-- start of Data records --
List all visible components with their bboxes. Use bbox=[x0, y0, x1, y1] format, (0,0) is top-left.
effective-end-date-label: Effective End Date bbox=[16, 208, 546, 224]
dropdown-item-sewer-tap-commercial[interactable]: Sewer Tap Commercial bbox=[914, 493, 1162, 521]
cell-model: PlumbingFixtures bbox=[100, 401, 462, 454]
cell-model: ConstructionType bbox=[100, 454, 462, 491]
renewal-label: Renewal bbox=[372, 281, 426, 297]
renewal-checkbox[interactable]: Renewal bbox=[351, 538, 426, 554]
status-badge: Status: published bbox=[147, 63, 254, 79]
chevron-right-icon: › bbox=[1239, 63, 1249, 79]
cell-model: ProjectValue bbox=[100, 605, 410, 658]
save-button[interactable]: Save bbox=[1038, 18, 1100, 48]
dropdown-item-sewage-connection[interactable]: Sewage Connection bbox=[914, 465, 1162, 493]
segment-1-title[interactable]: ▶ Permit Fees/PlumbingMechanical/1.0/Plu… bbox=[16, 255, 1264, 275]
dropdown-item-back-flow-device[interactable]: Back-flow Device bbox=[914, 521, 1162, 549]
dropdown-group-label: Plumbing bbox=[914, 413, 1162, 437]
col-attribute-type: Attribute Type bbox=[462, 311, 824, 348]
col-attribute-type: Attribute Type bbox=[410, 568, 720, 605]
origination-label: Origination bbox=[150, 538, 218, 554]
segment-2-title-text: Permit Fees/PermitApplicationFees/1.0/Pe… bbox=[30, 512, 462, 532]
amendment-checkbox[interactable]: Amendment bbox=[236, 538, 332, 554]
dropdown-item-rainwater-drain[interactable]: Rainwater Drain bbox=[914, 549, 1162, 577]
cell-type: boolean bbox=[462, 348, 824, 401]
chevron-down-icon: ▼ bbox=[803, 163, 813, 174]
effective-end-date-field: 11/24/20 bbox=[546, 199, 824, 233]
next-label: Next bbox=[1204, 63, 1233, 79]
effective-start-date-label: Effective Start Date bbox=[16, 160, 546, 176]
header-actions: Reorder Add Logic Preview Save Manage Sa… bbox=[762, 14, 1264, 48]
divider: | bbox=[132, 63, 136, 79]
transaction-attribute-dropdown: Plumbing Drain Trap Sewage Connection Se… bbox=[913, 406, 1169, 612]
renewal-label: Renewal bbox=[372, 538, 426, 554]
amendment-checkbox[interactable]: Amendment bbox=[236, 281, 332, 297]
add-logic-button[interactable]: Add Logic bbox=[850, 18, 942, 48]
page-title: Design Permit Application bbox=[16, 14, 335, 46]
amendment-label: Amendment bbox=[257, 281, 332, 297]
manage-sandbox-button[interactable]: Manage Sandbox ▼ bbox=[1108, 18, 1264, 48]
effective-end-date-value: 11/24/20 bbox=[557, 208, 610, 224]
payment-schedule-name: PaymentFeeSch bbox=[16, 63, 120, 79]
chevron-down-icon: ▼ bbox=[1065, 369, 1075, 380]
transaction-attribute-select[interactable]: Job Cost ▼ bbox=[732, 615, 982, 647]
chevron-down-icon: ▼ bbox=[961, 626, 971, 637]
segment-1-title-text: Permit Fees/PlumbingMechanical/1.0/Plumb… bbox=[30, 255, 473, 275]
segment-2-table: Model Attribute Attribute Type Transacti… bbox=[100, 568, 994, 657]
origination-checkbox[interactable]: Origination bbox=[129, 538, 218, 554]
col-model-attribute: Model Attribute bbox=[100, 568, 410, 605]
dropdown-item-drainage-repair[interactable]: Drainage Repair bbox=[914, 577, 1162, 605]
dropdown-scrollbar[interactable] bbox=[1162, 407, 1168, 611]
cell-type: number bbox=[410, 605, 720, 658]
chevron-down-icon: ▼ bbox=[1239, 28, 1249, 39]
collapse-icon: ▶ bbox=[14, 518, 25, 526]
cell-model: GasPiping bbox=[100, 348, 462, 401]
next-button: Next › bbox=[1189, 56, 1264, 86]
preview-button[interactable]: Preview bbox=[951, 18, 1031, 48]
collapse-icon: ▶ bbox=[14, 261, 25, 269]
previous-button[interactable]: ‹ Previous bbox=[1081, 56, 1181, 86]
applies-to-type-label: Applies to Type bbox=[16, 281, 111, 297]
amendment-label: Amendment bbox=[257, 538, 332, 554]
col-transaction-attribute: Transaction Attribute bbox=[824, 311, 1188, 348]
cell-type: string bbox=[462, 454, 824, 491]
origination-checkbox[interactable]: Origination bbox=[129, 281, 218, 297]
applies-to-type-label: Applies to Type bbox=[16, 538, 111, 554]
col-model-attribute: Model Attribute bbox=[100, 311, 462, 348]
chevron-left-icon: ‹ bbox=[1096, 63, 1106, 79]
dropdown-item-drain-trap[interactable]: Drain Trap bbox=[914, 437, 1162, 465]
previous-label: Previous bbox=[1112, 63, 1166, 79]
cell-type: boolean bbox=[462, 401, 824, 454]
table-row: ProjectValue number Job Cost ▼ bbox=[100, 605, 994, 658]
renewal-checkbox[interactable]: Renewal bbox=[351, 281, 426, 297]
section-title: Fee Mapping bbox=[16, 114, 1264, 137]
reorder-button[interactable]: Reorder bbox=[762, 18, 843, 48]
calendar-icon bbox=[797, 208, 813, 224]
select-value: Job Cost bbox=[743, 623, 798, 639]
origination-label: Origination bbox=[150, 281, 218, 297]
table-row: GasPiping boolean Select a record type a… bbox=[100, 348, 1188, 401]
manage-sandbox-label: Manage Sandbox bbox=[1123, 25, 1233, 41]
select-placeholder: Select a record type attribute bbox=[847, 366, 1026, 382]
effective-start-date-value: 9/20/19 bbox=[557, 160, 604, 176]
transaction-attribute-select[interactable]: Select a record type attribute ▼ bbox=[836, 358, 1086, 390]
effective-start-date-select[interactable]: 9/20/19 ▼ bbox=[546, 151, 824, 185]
-- end of Data records --
**Written instruction:** Reproduce every row above verbatim, keeping each one on its own line in the original order.

**Response:**
List all visible components with their bboxes. Use bbox=[x0, y0, x1, y1] format, (0,0) is top-left.
effective-end-date-label: Effective End Date bbox=[16, 208, 546, 224]
dropdown-item-sewer-tap-commercial[interactable]: Sewer Tap Commercial bbox=[914, 493, 1162, 521]
cell-model: PlumbingFixtures bbox=[100, 401, 462, 454]
cell-model: ConstructionType bbox=[100, 454, 462, 491]
renewal-label: Renewal bbox=[372, 281, 426, 297]
renewal-checkbox[interactable]: Renewal bbox=[351, 538, 426, 554]
status-badge: Status: published bbox=[147, 63, 254, 79]
chevron-right-icon: › bbox=[1239, 63, 1249, 79]
cell-model: ProjectValue bbox=[100, 605, 410, 658]
save-button[interactable]: Save bbox=[1038, 18, 1100, 48]
dropdown-item-sewage-connection[interactable]: Sewage Connection bbox=[914, 465, 1162, 493]
segment-1-title[interactable]: ▶ Permit Fees/PlumbingMechanical/1.0/Plu… bbox=[16, 255, 1264, 275]
dropdown-item-back-flow-device[interactable]: Back-flow Device bbox=[914, 521, 1162, 549]
dropdown-group-label: Plumbing bbox=[914, 413, 1162, 437]
col-attribute-type: Attribute Type bbox=[462, 311, 824, 348]
col-attribute-type: Attribute Type bbox=[410, 568, 720, 605]
origination-label: Origination bbox=[150, 538, 218, 554]
segment-2-title-text: Permit Fees/PermitApplicationFees/1.0/Pe… bbox=[30, 512, 462, 532]
amendment-checkbox[interactable]: Amendment bbox=[236, 538, 332, 554]
dropdown-item-rainwater-drain[interactable]: Rainwater Drain bbox=[914, 549, 1162, 577]
cell-type: boolean bbox=[462, 348, 824, 401]
chevron-down-icon: ▼ bbox=[803, 163, 813, 174]
effective-end-date-field: 11/24/20 bbox=[546, 199, 824, 233]
next-label: Next bbox=[1204, 63, 1233, 79]
effective-start-date-label: Effective Start Date bbox=[16, 160, 546, 176]
header-actions: Reorder Add Logic Preview Save Manage Sa… bbox=[762, 14, 1264, 48]
divider: | bbox=[132, 63, 136, 79]
transaction-attribute-dropdown: Plumbing Drain Trap Sewage Connection Se… bbox=[913, 406, 1169, 612]
renewal-label: Renewal bbox=[372, 538, 426, 554]
amendment-checkbox[interactable]: Amendment bbox=[236, 281, 332, 297]
add-logic-button[interactable]: Add Logic bbox=[850, 18, 942, 48]
page-title: Design Permit Application bbox=[16, 14, 335, 46]
amendment-label: Amendment bbox=[257, 281, 332, 297]
manage-sandbox-button[interactable]: Manage Sandbox ▼ bbox=[1108, 18, 1264, 48]
effective-end-date-value: 11/24/20 bbox=[557, 208, 610, 224]
payment-schedule-name: PaymentFeeSch bbox=[16, 63, 120, 79]
chevron-down-icon: ▼ bbox=[1065, 369, 1075, 380]
transaction-attribute-select[interactable]: Job Cost ▼ bbox=[732, 615, 982, 647]
chevron-down-icon: ▼ bbox=[961, 626, 971, 637]
segment-1-title-text: Permit Fees/PlumbingMechanical/1.0/Plumb… bbox=[30, 255, 473, 275]
segment-2-table: Model Attribute Attribute Type Transacti… bbox=[100, 568, 994, 657]
origination-checkbox[interactable]: Origination bbox=[129, 538, 218, 554]
col-model-attribute: Model Attribute bbox=[100, 568, 410, 605]
dropdown-item-drainage-repair[interactable]: Drainage Repair bbox=[914, 577, 1162, 605]
dropdown-scrollbar[interactable] bbox=[1162, 407, 1168, 611]
cell-type: number bbox=[410, 605, 720, 658]
chevron-down-icon: ▼ bbox=[1239, 28, 1249, 39]
collapse-icon: ▶ bbox=[14, 518, 25, 526]
cell-model: GasPiping bbox=[100, 348, 462, 401]
next-button: Next › bbox=[1189, 56, 1264, 86]
preview-button[interactable]: Preview bbox=[951, 18, 1031, 48]
collapse-icon: ▶ bbox=[14, 261, 25, 269]
previous-button[interactable]: ‹ Previous bbox=[1081, 56, 1181, 86]
applies-to-type-label: Applies to Type bbox=[16, 281, 111, 297]
amendment-label: Amendment bbox=[257, 538, 332, 554]
col-transaction-attribute: Transaction Attribute bbox=[824, 311, 1188, 348]
cell-type: string bbox=[462, 454, 824, 491]
origination-checkbox[interactable]: Origination bbox=[129, 281, 218, 297]
applies-to-type-label: Applies to Type bbox=[16, 538, 111, 554]
col-model-attribute: Model Attribute bbox=[100, 311, 462, 348]
chevron-left-icon: ‹ bbox=[1096, 63, 1106, 79]
dropdown-item-drain-trap[interactable]: Drain Trap bbox=[914, 437, 1162, 465]
previous-label: Previous bbox=[1112, 63, 1166, 79]
cell-type: boolean bbox=[462, 401, 824, 454]
table-row: ProjectValue number Job Cost ▼ bbox=[100, 605, 994, 658]
renewal-checkbox[interactable]: Renewal bbox=[351, 281, 426, 297]
section-title: Fee Mapping bbox=[16, 114, 1264, 137]
reorder-button[interactable]: Reorder bbox=[762, 18, 843, 48]
calendar-icon bbox=[797, 208, 813, 224]
select-value: Job Cost bbox=[743, 623, 798, 639]
origination-label: Origination bbox=[150, 281, 218, 297]
table-row: GasPiping boolean Select a record type a… bbox=[100, 348, 1188, 401]
manage-sandbox-label: Manage Sandbox bbox=[1123, 25, 1233, 41]
select-placeholder: Select a record type attribute bbox=[847, 366, 1026, 382]
effective-start-date-value: 9/20/19 bbox=[557, 160, 604, 176]
transaction-attribute-select[interactable]: Select a record type attribute ▼ bbox=[836, 358, 1086, 390]
effective-start-date-select[interactable]: 9/20/19 ▼ bbox=[546, 151, 824, 185]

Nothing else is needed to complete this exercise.